[Given exercise]
Find every line below that contains the word "JSON" and copy it out.

Data entries
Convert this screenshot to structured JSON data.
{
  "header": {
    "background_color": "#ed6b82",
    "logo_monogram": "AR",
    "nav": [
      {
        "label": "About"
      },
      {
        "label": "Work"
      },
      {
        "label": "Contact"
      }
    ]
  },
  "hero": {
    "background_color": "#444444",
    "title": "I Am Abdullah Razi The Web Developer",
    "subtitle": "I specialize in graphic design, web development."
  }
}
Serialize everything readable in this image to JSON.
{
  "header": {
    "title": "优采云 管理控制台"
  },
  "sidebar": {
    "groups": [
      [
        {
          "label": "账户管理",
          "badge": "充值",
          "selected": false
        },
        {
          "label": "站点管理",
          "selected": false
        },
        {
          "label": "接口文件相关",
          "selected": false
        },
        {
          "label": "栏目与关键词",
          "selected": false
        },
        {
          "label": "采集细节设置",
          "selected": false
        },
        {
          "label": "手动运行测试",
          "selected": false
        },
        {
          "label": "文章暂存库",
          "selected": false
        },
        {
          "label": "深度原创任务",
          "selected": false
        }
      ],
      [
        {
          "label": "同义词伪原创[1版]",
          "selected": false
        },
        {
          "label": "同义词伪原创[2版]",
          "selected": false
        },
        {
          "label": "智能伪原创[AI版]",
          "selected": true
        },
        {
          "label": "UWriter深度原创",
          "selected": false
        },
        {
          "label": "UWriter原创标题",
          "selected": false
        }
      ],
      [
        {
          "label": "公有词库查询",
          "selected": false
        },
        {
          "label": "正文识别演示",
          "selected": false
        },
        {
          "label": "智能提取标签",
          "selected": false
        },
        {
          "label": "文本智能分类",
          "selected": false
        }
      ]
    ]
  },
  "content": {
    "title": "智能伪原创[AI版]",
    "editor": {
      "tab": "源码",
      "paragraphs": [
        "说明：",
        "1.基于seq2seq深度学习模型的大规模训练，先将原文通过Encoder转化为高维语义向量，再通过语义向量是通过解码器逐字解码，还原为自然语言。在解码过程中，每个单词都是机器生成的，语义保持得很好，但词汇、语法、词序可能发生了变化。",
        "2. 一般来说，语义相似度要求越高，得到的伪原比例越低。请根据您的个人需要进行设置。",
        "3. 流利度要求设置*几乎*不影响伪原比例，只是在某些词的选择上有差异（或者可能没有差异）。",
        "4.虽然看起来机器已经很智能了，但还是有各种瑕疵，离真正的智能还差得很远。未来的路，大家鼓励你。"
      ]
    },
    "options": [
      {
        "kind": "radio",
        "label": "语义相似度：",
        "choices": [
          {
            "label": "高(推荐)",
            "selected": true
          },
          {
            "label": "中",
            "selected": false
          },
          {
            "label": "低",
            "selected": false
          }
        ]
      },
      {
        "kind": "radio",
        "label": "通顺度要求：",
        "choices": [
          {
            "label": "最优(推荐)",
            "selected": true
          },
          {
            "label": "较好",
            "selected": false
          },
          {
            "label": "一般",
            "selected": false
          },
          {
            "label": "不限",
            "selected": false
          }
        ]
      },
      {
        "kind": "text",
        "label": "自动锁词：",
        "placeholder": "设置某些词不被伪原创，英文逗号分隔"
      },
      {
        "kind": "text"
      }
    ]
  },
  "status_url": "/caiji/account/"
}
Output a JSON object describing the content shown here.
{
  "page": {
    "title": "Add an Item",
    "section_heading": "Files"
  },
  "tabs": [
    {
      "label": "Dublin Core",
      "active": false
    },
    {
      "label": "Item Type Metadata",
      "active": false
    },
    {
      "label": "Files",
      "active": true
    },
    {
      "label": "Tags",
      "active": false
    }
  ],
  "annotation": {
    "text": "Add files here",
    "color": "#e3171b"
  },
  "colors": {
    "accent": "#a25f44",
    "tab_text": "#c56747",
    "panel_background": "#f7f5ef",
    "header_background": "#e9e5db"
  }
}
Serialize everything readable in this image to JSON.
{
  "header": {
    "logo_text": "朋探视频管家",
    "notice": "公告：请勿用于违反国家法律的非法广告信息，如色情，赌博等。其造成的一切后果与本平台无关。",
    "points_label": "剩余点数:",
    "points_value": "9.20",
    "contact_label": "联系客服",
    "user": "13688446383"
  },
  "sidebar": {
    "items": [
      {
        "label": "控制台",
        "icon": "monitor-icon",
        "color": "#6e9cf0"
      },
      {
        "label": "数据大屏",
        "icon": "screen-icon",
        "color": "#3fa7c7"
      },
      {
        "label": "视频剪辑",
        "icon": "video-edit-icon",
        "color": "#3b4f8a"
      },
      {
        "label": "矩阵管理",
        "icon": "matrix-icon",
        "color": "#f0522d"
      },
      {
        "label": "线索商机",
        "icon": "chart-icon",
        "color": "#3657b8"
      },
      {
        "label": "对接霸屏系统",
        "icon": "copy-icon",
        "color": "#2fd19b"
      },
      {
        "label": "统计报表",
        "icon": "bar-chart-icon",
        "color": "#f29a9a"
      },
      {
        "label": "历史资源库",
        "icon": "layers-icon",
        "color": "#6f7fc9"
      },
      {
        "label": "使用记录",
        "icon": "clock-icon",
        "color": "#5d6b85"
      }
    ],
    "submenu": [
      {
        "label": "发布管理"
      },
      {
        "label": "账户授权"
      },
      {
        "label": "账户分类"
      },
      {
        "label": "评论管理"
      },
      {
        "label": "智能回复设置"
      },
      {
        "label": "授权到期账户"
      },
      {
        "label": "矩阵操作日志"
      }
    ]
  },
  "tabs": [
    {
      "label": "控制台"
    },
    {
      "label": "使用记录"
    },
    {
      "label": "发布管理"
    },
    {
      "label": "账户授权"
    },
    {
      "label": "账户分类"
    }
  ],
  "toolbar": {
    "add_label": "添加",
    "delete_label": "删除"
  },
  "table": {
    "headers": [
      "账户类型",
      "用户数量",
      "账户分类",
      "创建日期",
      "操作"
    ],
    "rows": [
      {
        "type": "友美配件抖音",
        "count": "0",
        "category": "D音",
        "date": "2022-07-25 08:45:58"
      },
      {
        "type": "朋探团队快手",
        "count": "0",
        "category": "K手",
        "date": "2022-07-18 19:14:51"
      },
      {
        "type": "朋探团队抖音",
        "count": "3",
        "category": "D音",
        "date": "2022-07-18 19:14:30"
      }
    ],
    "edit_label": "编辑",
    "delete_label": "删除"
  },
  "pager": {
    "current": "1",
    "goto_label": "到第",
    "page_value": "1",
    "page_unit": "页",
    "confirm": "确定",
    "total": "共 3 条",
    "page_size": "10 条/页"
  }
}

[The response]
Convert this screenshot to structured JSON data.
Serialize everything readable in this image to JSON.
Output a JSON object describing the content shown here.
Serialize everything readable in this image to JSON.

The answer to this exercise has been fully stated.